*AIM*
Report every line in the listing below where the string "службы" shows up.

--- start DATA RECORDS ---

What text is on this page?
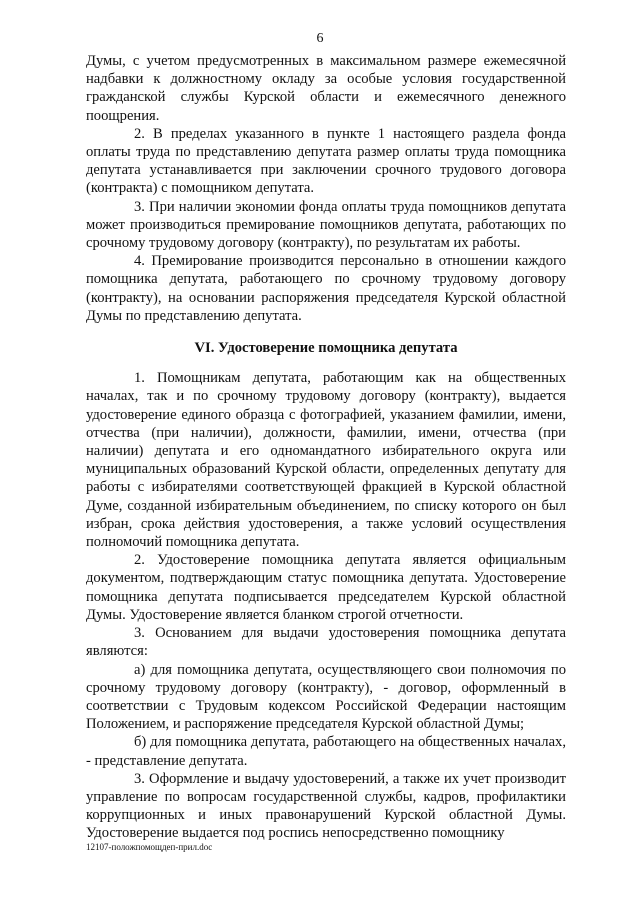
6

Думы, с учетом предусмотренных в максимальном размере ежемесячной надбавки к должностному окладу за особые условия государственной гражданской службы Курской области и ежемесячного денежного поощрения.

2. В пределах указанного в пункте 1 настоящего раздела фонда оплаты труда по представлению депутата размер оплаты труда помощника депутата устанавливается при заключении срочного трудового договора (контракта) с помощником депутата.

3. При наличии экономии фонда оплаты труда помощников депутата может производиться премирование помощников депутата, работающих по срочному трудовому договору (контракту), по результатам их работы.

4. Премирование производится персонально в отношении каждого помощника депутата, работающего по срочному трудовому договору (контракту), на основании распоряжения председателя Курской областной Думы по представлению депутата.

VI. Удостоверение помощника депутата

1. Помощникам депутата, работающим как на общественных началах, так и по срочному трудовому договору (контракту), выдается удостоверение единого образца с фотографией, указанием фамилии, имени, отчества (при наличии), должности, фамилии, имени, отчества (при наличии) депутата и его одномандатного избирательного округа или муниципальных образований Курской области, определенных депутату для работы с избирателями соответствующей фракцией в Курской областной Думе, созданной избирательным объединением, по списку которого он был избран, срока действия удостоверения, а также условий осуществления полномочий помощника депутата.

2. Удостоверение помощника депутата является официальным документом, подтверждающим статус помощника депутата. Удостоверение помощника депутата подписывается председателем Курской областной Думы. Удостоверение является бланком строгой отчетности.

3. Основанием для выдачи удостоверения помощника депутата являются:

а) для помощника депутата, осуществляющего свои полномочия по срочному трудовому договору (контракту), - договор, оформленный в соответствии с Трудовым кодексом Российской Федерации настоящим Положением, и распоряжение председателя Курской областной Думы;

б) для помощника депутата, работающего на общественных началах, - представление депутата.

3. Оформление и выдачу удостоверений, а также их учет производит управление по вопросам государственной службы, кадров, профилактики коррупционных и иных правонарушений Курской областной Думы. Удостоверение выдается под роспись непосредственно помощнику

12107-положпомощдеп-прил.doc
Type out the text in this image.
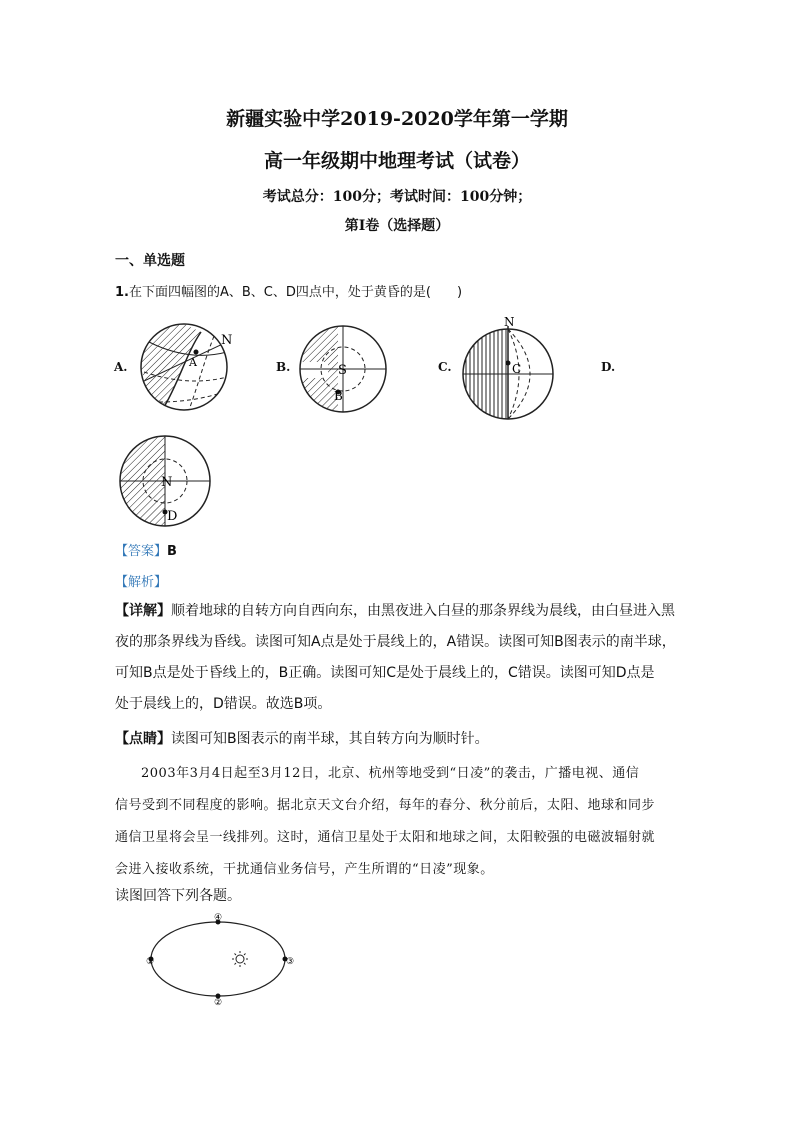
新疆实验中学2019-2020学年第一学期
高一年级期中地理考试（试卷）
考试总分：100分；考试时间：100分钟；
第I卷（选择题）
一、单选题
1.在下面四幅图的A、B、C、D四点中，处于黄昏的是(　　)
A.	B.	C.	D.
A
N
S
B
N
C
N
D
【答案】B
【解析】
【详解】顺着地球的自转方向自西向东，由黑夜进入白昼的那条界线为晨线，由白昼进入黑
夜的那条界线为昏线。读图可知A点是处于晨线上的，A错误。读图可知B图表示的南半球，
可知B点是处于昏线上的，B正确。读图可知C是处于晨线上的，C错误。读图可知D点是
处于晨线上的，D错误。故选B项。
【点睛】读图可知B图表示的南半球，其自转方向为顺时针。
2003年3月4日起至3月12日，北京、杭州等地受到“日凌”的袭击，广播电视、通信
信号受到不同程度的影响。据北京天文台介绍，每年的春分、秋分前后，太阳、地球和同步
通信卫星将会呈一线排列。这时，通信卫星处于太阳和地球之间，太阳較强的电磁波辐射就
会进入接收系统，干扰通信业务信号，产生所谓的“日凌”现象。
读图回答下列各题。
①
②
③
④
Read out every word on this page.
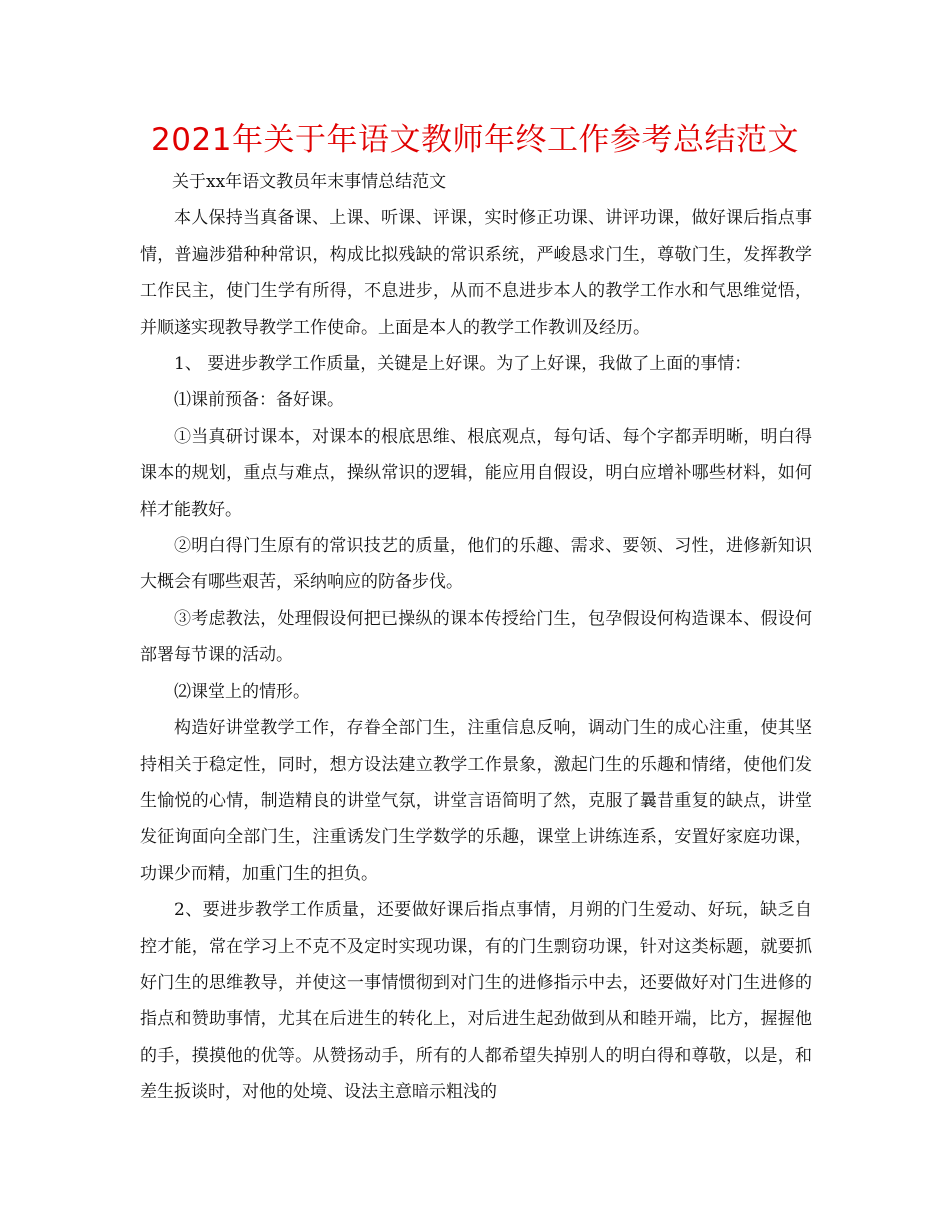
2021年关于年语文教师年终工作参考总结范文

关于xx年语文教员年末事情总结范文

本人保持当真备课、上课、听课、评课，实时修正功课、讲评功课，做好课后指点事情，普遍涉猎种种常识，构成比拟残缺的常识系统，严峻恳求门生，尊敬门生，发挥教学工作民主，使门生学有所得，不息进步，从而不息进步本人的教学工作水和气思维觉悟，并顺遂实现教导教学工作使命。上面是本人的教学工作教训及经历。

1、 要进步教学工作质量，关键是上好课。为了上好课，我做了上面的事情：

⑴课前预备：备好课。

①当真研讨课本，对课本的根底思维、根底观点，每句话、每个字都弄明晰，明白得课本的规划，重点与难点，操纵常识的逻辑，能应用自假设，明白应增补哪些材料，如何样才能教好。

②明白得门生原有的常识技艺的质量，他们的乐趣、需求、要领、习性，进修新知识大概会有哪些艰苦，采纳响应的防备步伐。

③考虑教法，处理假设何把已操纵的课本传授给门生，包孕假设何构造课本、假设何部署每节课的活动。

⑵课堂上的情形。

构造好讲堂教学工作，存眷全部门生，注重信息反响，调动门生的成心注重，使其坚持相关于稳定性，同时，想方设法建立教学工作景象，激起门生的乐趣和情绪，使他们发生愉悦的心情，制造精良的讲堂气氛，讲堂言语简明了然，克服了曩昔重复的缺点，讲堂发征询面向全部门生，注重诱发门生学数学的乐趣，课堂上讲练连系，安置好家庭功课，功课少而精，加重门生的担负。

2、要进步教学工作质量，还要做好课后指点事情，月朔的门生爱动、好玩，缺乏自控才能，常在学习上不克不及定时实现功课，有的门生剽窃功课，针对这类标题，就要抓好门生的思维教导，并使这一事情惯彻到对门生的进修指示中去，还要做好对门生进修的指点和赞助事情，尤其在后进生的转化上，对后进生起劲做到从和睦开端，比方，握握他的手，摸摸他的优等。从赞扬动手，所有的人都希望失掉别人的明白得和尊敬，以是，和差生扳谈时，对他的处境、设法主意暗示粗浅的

--- end DATA RECORDS ---

*RESPONSE*
Думы, с учетом предусмотренных в максимальном размере ежемесячной надбавки к должностному окладу за особые условия государственной гражданской службы Курской области и ежемесячного денежного поощрения.
3. Оформление и выдачу удостоверений, а также их учет производит управление по вопросам государственной службы, кадров, профилактики коррупционных и иных правонарушений Курской областной Думы. Удостоверение выдается под роспись непосредственно помощнику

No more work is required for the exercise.